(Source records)
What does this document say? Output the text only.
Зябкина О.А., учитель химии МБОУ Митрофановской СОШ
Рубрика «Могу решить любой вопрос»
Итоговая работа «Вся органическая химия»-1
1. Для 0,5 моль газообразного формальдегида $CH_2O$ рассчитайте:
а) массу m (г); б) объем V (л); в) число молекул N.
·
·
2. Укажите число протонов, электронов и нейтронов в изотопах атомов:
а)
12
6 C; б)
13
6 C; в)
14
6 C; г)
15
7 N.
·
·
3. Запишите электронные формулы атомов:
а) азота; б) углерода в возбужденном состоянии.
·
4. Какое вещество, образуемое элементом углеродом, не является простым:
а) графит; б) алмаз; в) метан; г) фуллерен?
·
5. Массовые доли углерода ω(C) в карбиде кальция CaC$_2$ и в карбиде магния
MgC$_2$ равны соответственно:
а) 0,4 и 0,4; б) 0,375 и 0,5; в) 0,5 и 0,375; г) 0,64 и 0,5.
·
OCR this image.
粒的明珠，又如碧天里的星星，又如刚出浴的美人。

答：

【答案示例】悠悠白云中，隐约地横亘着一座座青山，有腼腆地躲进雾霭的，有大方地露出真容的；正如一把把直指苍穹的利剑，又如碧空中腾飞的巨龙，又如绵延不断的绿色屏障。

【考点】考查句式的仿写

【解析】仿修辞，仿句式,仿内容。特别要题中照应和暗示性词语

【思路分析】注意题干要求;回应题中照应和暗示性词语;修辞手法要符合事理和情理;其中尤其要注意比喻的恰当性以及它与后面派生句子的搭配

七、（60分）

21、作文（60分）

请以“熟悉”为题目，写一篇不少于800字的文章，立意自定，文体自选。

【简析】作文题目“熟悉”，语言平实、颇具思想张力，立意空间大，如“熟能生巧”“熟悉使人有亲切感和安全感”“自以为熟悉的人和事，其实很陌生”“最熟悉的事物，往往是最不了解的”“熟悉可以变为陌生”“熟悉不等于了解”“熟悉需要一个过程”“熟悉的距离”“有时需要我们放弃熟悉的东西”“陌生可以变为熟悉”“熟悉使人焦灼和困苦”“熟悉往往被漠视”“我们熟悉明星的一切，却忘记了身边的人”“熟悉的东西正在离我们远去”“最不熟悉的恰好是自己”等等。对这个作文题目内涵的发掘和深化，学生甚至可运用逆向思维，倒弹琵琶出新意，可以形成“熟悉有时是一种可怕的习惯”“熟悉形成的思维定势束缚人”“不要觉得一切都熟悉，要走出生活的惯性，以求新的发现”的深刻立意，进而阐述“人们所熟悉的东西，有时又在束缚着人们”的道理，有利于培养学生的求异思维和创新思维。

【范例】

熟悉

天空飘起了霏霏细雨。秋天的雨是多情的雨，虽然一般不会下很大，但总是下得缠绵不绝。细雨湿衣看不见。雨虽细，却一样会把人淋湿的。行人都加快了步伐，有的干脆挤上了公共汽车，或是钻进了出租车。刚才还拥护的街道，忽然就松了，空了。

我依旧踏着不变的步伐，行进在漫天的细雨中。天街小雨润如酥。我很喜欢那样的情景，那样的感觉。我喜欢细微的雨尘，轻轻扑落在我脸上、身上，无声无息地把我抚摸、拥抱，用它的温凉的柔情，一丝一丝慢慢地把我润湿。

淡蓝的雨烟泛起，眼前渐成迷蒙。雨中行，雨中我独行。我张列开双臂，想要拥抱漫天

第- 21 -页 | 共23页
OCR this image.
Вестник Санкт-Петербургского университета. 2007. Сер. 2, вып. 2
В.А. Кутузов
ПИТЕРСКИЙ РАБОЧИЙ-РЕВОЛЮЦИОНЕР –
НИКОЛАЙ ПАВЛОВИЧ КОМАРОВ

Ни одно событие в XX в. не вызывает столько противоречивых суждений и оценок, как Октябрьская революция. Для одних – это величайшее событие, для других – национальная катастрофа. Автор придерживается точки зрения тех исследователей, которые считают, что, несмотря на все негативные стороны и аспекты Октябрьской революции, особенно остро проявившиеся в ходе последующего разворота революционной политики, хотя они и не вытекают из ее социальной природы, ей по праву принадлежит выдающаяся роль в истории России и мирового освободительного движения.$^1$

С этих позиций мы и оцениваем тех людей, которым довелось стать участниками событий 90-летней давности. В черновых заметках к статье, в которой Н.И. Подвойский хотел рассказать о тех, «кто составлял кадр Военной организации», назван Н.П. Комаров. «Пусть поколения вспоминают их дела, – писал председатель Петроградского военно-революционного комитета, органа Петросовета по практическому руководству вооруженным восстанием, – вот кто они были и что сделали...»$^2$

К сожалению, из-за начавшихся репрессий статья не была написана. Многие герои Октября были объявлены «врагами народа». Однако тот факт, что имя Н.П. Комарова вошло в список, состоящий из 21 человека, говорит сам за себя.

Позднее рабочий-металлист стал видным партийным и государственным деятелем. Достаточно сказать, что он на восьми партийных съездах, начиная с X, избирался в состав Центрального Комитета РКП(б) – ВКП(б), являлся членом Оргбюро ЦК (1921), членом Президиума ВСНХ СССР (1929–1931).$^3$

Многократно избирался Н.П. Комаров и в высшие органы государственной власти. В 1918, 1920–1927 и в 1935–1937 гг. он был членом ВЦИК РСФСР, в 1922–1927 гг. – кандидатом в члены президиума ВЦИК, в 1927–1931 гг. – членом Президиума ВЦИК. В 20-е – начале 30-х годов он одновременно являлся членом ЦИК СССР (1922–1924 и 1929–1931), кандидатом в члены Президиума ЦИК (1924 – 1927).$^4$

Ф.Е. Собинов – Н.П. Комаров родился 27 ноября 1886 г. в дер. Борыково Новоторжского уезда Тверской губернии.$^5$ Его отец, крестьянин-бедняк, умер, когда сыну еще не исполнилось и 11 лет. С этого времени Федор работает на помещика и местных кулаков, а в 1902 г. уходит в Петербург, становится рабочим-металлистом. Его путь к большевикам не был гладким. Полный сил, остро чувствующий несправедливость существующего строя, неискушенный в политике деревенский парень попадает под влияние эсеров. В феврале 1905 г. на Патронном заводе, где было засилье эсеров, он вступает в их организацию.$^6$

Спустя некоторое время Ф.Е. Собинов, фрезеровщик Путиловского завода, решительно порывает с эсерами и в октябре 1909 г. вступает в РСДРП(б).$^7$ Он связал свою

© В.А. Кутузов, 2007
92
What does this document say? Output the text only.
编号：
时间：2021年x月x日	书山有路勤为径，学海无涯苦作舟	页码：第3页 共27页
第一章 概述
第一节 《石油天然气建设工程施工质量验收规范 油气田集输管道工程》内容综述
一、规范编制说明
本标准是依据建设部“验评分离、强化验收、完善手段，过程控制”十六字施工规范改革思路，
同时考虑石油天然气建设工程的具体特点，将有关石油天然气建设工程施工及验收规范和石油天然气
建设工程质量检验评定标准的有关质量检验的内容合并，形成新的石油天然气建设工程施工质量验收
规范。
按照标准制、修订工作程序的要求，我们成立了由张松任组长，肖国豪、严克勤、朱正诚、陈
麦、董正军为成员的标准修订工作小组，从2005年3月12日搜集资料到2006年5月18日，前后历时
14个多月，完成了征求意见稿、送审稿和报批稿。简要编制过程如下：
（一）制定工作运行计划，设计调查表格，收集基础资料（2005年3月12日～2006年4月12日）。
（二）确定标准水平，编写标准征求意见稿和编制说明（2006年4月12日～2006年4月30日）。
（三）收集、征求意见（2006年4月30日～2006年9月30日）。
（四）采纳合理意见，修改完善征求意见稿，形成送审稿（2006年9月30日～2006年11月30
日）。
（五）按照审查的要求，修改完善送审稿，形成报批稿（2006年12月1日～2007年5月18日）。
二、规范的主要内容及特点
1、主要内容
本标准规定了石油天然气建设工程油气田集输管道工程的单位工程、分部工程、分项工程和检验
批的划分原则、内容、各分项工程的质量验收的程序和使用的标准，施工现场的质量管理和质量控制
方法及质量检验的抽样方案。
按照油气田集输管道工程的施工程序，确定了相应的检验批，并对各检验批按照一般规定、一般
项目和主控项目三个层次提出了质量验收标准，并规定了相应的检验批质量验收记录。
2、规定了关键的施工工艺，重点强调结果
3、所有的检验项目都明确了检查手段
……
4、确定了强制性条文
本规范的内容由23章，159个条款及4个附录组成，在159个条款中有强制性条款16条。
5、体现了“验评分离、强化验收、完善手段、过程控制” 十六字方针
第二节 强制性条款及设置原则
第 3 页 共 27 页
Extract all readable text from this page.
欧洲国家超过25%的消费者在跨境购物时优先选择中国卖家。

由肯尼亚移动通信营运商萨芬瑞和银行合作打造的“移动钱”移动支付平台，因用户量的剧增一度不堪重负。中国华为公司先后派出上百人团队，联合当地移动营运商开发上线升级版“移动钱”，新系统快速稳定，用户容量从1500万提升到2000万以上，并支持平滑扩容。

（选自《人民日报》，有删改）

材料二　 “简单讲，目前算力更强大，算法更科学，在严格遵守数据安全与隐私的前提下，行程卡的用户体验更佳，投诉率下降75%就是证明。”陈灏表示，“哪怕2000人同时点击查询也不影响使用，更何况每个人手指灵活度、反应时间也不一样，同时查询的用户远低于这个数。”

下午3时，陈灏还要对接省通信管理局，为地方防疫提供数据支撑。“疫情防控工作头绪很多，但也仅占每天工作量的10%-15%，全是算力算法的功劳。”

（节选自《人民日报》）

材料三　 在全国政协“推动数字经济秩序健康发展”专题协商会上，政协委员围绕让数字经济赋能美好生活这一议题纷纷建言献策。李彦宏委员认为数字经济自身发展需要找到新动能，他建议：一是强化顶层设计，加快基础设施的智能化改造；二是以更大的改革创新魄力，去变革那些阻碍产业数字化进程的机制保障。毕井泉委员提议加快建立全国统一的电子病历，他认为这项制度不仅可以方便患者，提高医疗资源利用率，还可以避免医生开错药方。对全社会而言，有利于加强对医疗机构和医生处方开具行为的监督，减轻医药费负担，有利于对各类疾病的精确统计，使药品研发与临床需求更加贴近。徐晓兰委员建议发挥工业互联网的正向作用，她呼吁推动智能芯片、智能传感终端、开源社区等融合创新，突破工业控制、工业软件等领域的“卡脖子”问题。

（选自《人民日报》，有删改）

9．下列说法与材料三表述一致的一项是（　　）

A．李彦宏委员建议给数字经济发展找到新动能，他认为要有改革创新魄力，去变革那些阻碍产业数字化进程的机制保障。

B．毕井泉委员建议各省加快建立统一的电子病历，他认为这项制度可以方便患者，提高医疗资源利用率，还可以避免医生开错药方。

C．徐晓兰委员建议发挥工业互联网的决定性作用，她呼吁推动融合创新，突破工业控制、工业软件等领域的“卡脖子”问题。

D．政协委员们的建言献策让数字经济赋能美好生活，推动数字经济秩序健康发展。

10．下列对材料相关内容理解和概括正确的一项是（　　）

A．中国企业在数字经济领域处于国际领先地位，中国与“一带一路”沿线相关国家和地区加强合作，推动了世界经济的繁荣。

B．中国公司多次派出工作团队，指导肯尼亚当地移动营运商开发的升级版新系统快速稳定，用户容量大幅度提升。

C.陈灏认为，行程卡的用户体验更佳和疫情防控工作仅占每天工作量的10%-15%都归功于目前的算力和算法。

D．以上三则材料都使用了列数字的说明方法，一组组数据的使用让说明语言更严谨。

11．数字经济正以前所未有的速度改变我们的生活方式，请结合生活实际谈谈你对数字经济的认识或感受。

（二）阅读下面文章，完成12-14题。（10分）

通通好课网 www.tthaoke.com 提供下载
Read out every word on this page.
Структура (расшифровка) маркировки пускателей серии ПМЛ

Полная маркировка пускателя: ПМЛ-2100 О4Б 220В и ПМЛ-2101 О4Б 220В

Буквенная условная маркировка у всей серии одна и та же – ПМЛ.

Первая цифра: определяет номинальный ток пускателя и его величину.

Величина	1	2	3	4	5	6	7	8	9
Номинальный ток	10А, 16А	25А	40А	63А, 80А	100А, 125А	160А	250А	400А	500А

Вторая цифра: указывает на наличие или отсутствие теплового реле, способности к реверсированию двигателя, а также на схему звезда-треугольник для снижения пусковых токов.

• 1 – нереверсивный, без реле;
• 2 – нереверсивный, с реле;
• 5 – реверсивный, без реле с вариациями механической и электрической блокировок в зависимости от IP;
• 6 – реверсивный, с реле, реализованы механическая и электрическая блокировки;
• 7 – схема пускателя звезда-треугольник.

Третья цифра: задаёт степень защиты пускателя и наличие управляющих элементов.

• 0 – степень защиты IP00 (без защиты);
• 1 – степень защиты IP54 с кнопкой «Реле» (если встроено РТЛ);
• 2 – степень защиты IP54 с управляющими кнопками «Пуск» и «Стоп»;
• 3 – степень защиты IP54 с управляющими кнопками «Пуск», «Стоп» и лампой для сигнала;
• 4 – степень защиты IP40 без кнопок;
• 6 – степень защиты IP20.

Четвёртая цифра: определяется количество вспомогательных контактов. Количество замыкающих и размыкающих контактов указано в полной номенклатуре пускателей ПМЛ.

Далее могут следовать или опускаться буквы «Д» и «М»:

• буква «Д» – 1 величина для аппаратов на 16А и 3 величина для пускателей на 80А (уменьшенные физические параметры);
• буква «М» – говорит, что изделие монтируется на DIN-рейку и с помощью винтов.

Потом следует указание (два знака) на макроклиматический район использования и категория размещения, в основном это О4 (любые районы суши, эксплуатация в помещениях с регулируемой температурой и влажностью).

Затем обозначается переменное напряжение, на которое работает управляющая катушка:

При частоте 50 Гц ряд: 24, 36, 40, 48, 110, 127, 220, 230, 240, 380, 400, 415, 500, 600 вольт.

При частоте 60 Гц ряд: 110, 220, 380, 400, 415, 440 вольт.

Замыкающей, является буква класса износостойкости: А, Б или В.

DIRECTION
In the entries above, find each line with the string "маркировка" and copy it.

OUTPUT BELOW
Полная маркировка пускателя: ПМЛ-2100 О4Б 220В и ПМЛ-2101 О4Б 220В
Буквенная условная маркировка у всей серии одна и та же – ПМЛ.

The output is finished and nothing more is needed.